>> BEGIN

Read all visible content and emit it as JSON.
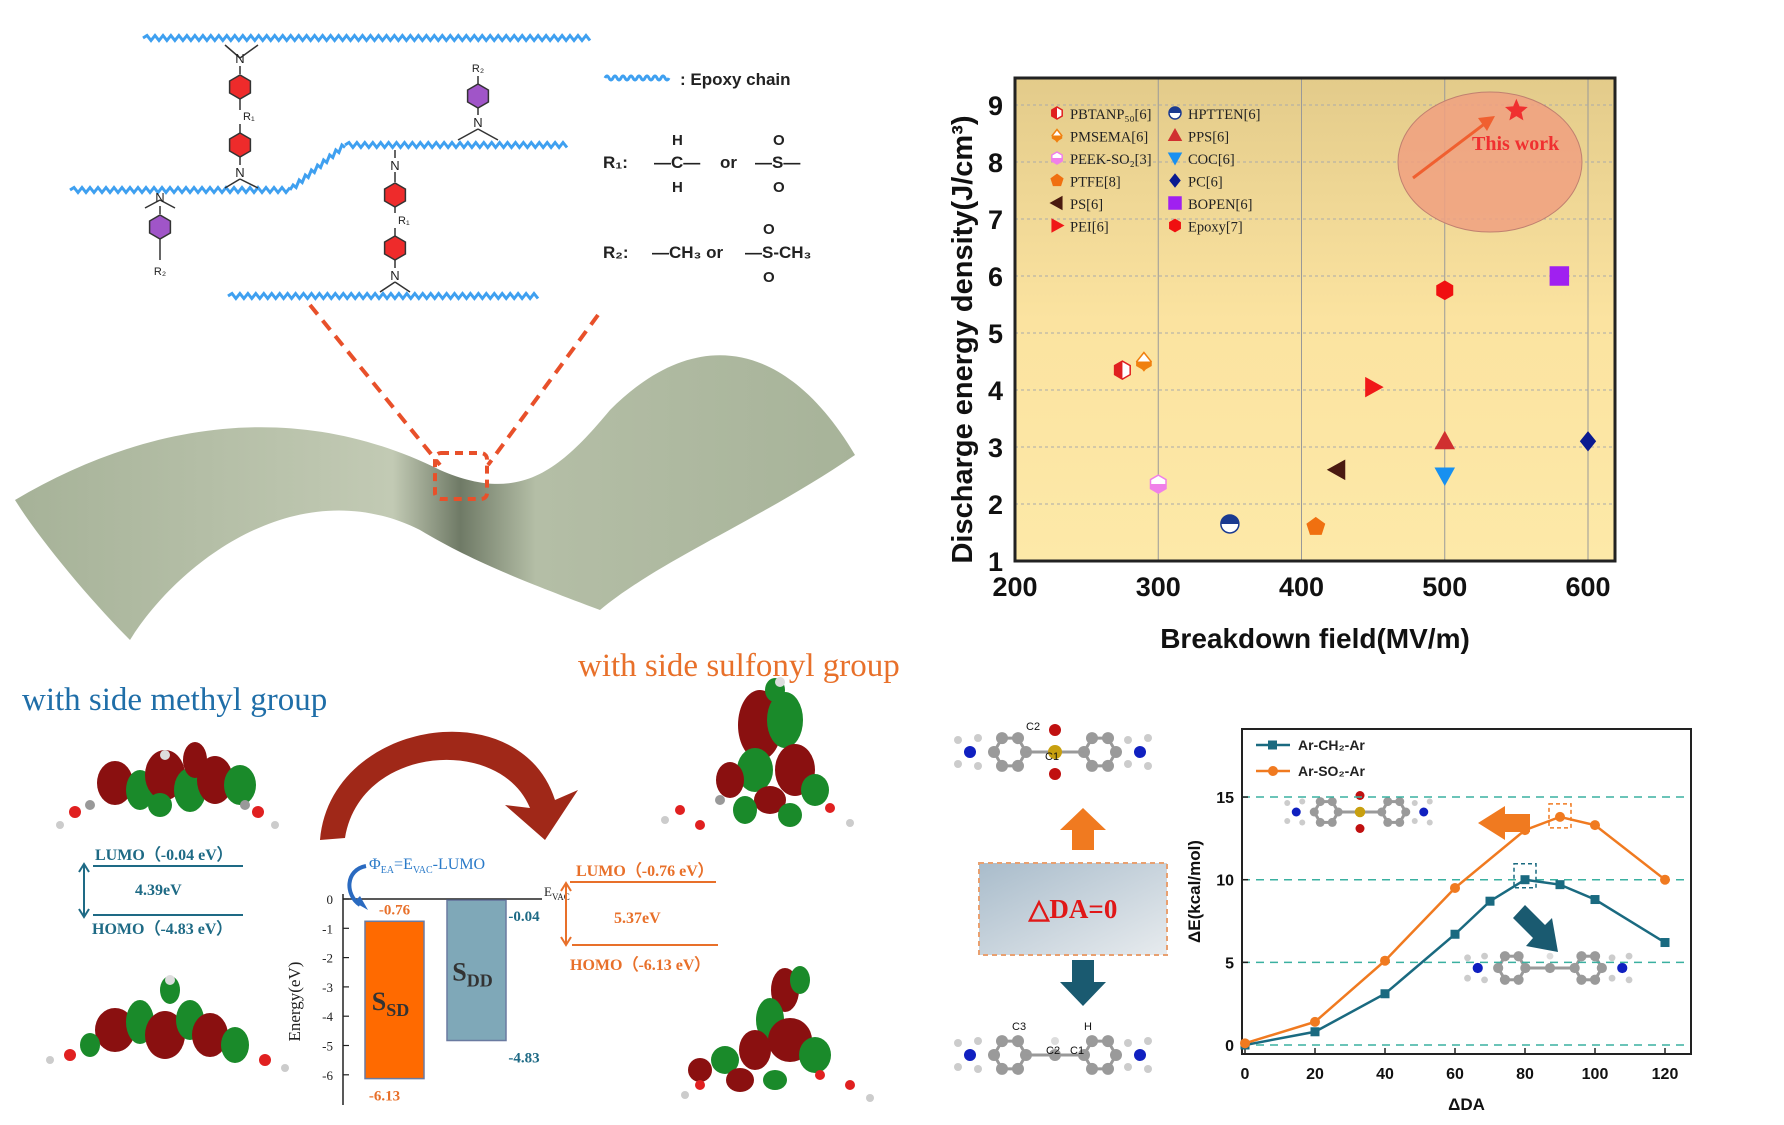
{
  "structure": {
    "legend_epoxy": ": Epoxy chain",
    "r1_label": "R₁:",
    "r1_option_a": "—C—",
    "r1_h": "H",
    "r1_or": "or",
    "r1_option_b": "—S—",
    "o": "O",
    "r2_label": "R₂:",
    "r2_option_a": "—CH₃ or",
    "r2_option_b": "—S-CH₃",
    "n": "N",
    "sub_r1": "R₁",
    "sub_r2": "R₂",
    "colors": {
      "chain": "#3fa0f0",
      "ring_red": "#ee2b2b",
      "ring_purple": "#a055c8",
      "surface": "#a9b59b",
      "dash": "#e8502a"
    }
  },
  "methyl": {
    "title": "with side methyl group",
    "lumo": "LUMO（-0.04 eV）",
    "gap": "4.39eV",
    "homo": "HOMO（-4.83 eV）",
    "color": "#1f6ea8"
  },
  "sulfonyl": {
    "title": "with side sulfonyl group",
    "lumo": "LUMO（-0.76 eV）",
    "gap": "5.37eV",
    "homo": "HOMO（-6.13 eV）",
    "color": "#e8702a"
  },
  "energy_diagram": {
    "formula": {
      "phi": "Φ",
      "phi_sub": "EA",
      "eq": "=E",
      "evac_sub": "VAC",
      "rest": "-LUMO"
    },
    "evac": {
      "main": "E",
      "sub": "VAC"
    },
    "ylabel": "Energy(eV)",
    "ticks": [
      "0",
      "-1",
      "-2",
      "-3",
      "-4",
      "-5",
      "-6"
    ],
    "bars": [
      {
        "main": "S",
        "sub": "SD",
        "top": -0.76,
        "bottom": -6.13,
        "top_label": "-0.76",
        "bottom_label": "-6.13",
        "color": "#ff6a00",
        "label_color": "#e8702a"
      },
      {
        "main": "S",
        "sub": "DD",
        "top": -0.04,
        "bottom": -4.83,
        "top_label": "-0.04",
        "bottom_label": "-4.83",
        "color": "#7fa8b8",
        "label_color": "#1e6a85"
      }
    ]
  },
  "delta_da": {
    "label": "△DA=0",
    "atom_labels": [
      "C2",
      "C1",
      "C3",
      "C2",
      "C1",
      "H"
    ]
  },
  "chart_data": [
    {
      "type": "scatter",
      "xlabel": "Breakdown field(MV/m)",
      "ylabel": "Discharge energy density(J/cm³)",
      "xlim": [
        200,
        620
      ],
      "ylim": [
        1,
        9.5
      ],
      "xticks": [
        "200",
        "300",
        "400",
        "500",
        "600"
      ],
      "yticks": [
        "1",
        "2",
        "3",
        "4",
        "5",
        "6",
        "7",
        "8",
        "9"
      ],
      "grid": true,
      "legend_placement": "top-left",
      "background": [
        "#e6cf8e",
        "#fde9a8"
      ],
      "series": [
        {
          "name": "PBTANP₅₀[6]",
          "x": 275,
          "y": 4.35,
          "marker": "half-hexagon",
          "color": "#e02020"
        },
        {
          "name": "PMSEMA[6]",
          "x": 290,
          "y": 4.5,
          "marker": "half-diamond",
          "color": "#f08010"
        },
        {
          "name": "PEEK-SO₂[3]",
          "x": 300,
          "y": 2.35,
          "marker": "half-hexagon",
          "color": "#f080e8"
        },
        {
          "name": "PTFE[8]",
          "x": 410,
          "y": 1.6,
          "marker": "pentagon",
          "color": "#f07010"
        },
        {
          "name": "PS[6]",
          "x": 425,
          "y": 2.6,
          "marker": "triangle-left",
          "color": "#4a1a10"
        },
        {
          "name": "PEI[6]",
          "x": 450,
          "y": 4.05,
          "marker": "triangle-right",
          "color": "#f01818"
        },
        {
          "name": "HPTTEN[6]",
          "x": 350,
          "y": 1.65,
          "marker": "half-circle",
          "color": "#1a3a90"
        },
        {
          "name": "PPS[6]",
          "x": 500,
          "y": 3.1,
          "marker": "triangle-up",
          "color": "#d03030"
        },
        {
          "name": "COC[6]",
          "x": 500,
          "y": 2.5,
          "marker": "triangle-down",
          "color": "#1890f0"
        },
        {
          "name": "PC[6]",
          "x": 600,
          "y": 3.1,
          "marker": "diamond",
          "color": "#0a1a90"
        },
        {
          "name": "BOPEN[6]",
          "x": 580,
          "y": 6.0,
          "marker": "square",
          "color": "#a020f0"
        },
        {
          "name": "Epoxy[7]",
          "x": 500,
          "y": 5.75,
          "marker": "hexagon",
          "color": "#f01010"
        }
      ],
      "highlight": {
        "label": "This work",
        "x": 550,
        "y": 8.9,
        "marker": "star",
        "color": "#f03030",
        "circle_color": "#f0a080"
      }
    },
    {
      "type": "line",
      "xlabel": "ΔDA",
      "ylabel": "ΔE(kcal/mol)",
      "xlim": [
        0,
        128
      ],
      "ylim": [
        -0.5,
        19.2
      ],
      "xticks": [
        "0",
        "20",
        "40",
        "60",
        "80",
        "100",
        "120"
      ],
      "yticks": [
        "0",
        "5",
        "10",
        "15"
      ],
      "grid": "dashed horizontal at y ticks",
      "legend_placement": "top-left",
      "series": [
        {
          "name": "Ar-CH₂-Ar",
          "color": "#1a6a80",
          "marker": "square",
          "x": [
            0,
            20,
            40,
            60,
            70,
            80,
            90,
            100,
            120
          ],
          "y": [
            0,
            0.8,
            3.1,
            6.7,
            8.7,
            10.0,
            9.7,
            8.8,
            6.2
          ]
        },
        {
          "name": "Ar-SO₂-Ar",
          "color": "#f07a20",
          "marker": "circle",
          "x": [
            0,
            20,
            40,
            60,
            80,
            90,
            100,
            120
          ],
          "y": [
            0.1,
            1.4,
            5.1,
            9.5,
            13.0,
            13.8,
            13.3,
            10.0
          ]
        }
      ]
    }
  ]
}
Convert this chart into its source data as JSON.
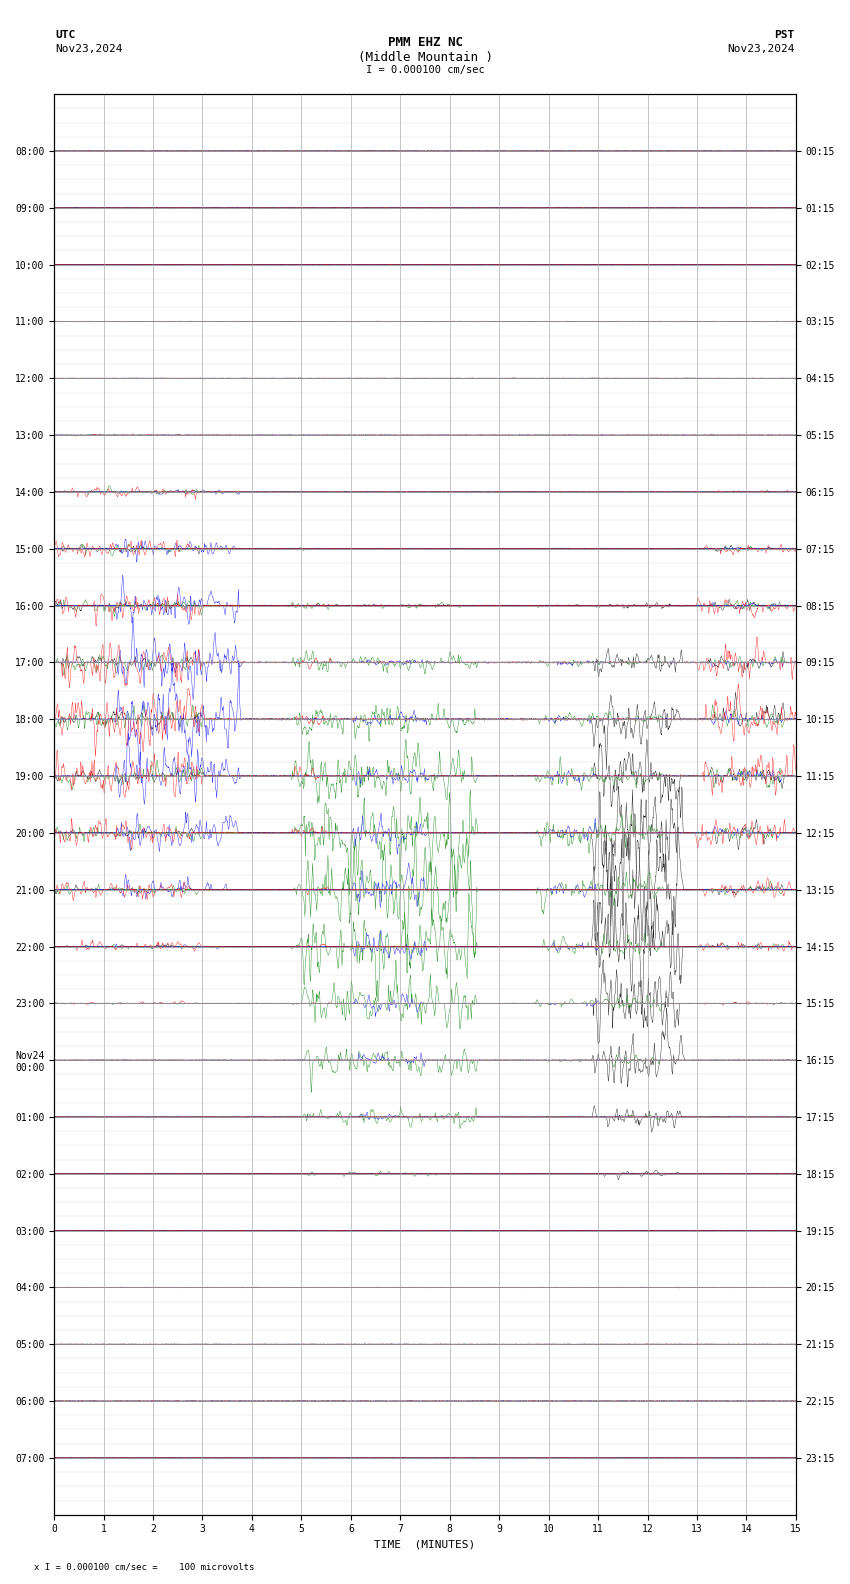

>> END

• _Prompt_: Repeat the preceding records precisely, and leave every picture out of the copy.

• _Solution to this exercise_:
Read all visible content and emit it as JSON.
{
  "structure": {
    "legend_epoxy": ": Epoxy chain",
    "r1_label": "R₁:",
    "r1_option_a": "—C—",
    "r1_h": "H",
    "r1_or": "or",
    "r1_option_b": "—S—",
    "o": "O",
    "r2_label": "R₂:",
    "r2_option_a": "—CH₃ or",
    "r2_option_b": "—S-CH₃",
    "n": "N",
    "sub_r1": "R₁",
    "sub_r2": "R₂",
    "colors": {
      "chain": "#3fa0f0",
      "ring_red": "#ee2b2b",
      "ring_purple": "#a055c8",
      "surface": "#a9b59b",
      "dash": "#e8502a"
    }
  },
  "methyl": {
    "title": "with side methyl group",
    "lumo": "LUMO（-0.04 eV）",
    "gap": "4.39eV",
    "homo": "HOMO（-4.83 eV）",
    "color": "#1f6ea8"
  },
  "sulfonyl": {
    "title": "with side sulfonyl group",
    "lumo": "LUMO（-0.76 eV）",
    "gap": "5.37eV",
    "homo": "HOMO（-6.13 eV）",
    "color": "#e8702a"
  },
  "energy_diagram": {
    "formula": {
      "phi": "Φ",
      "phi_sub": "EA",
      "eq": "=E",
      "evac_sub": "VAC",
      "rest": "-LUMO"
    },
    "evac": {
      "main": "E",
      "sub": "VAC"
    },
    "ylabel": "Energy(eV)",
    "ticks": [
      "0",
      "-1",
      "-2",
      "-3",
      "-4",
      "-5",
      "-6"
    ],
    "bars": [
      {
        "main": "S",
        "sub": "SD",
        "top": -0.76,
        "bottom": -6.13,
        "top_label": "-0.76",
        "bottom_label": "-6.13",
        "color": "#ff6a00",
        "label_color": "#e8702a"
      },
      {
        "main": "S",
        "sub": "DD",
        "top": -0.04,
        "bottom": -4.83,
        "top_label": "-0.04",
        "bottom_label": "-4.83",
        "color": "#7fa8b8",
        "label_color": "#1e6a85"
      }
    ]
  },
  "delta_da": {
    "label": "△DA=0",
    "atom_labels": [
      "C2",
      "C1",
      "C3",
      "C2",
      "C1",
      "H"
    ]
  },
  "chart_data": [
    {
      "type": "scatter",
      "xlabel": "Breakdown field(MV/m)",
      "ylabel": "Discharge energy density(J/cm³)",
      "xlim": [
        200,
        620
      ],
      "ylim": [
        1,
        9.5
      ],
      "xticks": [
        "200",
        "300",
        "400",
        "500",
        "600"
      ],
      "yticks": [
        "1",
        "2",
        "3",
        "4",
        "5",
        "6",
        "7",
        "8",
        "9"
      ],
      "grid": true,
      "legend_placement": "top-left",
      "background": [
        "#e6cf8e",
        "#fde9a8"
      ],
      "series": [
        {
          "name": "PBTANP₅₀[6]",
          "x": 275,
          "y": 4.35,
          "marker": "half-hexagon",
          "color": "#e02020"
        },
        {
          "name": "PMSEMA[6]",
          "x": 290,
          "y": 4.5,
          "marker": "half-diamond",
          "color": "#f08010"
        },
        {
          "name": "PEEK-SO₂[3]",
          "x": 300,
          "y": 2.35,
          "marker": "half-hexagon",
          "color": "#f080e8"
        },
        {
          "name": "PTFE[8]",
          "x": 410,
          "y": 1.6,
          "marker": "pentagon",
          "color": "#f07010"
        },
        {
          "name": "PS[6]",
          "x": 425,
          "y": 2.6,
          "marker": "triangle-left",
          "color": "#4a1a10"
        },
        {
          "name": "PEI[6]",
          "x": 450,
          "y": 4.05,
          "marker": "triangle-right",
          "color": "#f01818"
        },
        {
          "name": "HPTTEN[6]",
          "x": 350,
          "y": 1.65,
          "marker": "half-circle",
          "color": "#1a3a90"
        },
        {
          "name": "PPS[6]",
          "x": 500,
          "y": 3.1,
          "marker": "triangle-up",
          "color": "#d03030"
        },
        {
          "name": "COC[6]",
          "x": 500,
          "y": 2.5,
          "marker": "triangle-down",
          "color": "#1890f0"
        },
        {
          "name": "PC[6]",
          "x": 600,
          "y": 3.1,
          "marker": "diamond",
          "color": "#0a1a90"
        },
        {
          "name": "BOPEN[6]",
          "x": 580,
          "y": 6.0,
          "marker": "square",
          "color": "#a020f0"
        },
        {
          "name": "Epoxy[7]",
          "x": 500,
          "y": 5.75,
          "marker": "hexagon",
          "color": "#f01010"
        }
      ],
      "highlight": {
        "label": "This work",
        "x": 550,
        "y": 8.9,
        "marker": "star",
        "color": "#f03030",
        "circle_color": "#f0a080"
      }
    },
    {
      "type": "line",
      "xlabel": "ΔDA",
      "ylabel": "ΔE(kcal/mol)",
      "xlim": [
        0,
        128
      ],
      "ylim": [
        -0.5,
        19.2
      ],
      "xticks": [
        "0",
        "20",
        "40",
        "60",
        "80",
        "100",
        "120"
      ],
      "yticks": [
        "0",
        "5",
        "10",
        "15"
      ],
      "grid": "dashed horizontal at y ticks",
      "legend_placement": "top-left",
      "series": [
        {
          "name": "Ar-CH₂-Ar",
          "color": "#1a6a80",
          "marker": "square",
          "x": [
            0,
            20,
            40,
            60,
            70,
            80,
            90,
            100,
            120
          ],
          "y": [
            0,
            0.8,
            3.1,
            6.7,
            8.7,
            10.0,
            9.7,
            8.8,
            6.2
          ]
        },
        {
          "name": "Ar-SO₂-Ar",
          "color": "#f07a20",
          "marker": "circle",
          "x": [
            0,
            20,
            40,
            60,
            80,
            90,
            100,
            120
          ],
          "y": [
            0.1,
            1.4,
            5.1,
            9.5,
            13.0,
            13.8,
            13.3,
            10.0
          ]
        }
      ]
    }
  ]
}
Convert this chart into its source data as JSON.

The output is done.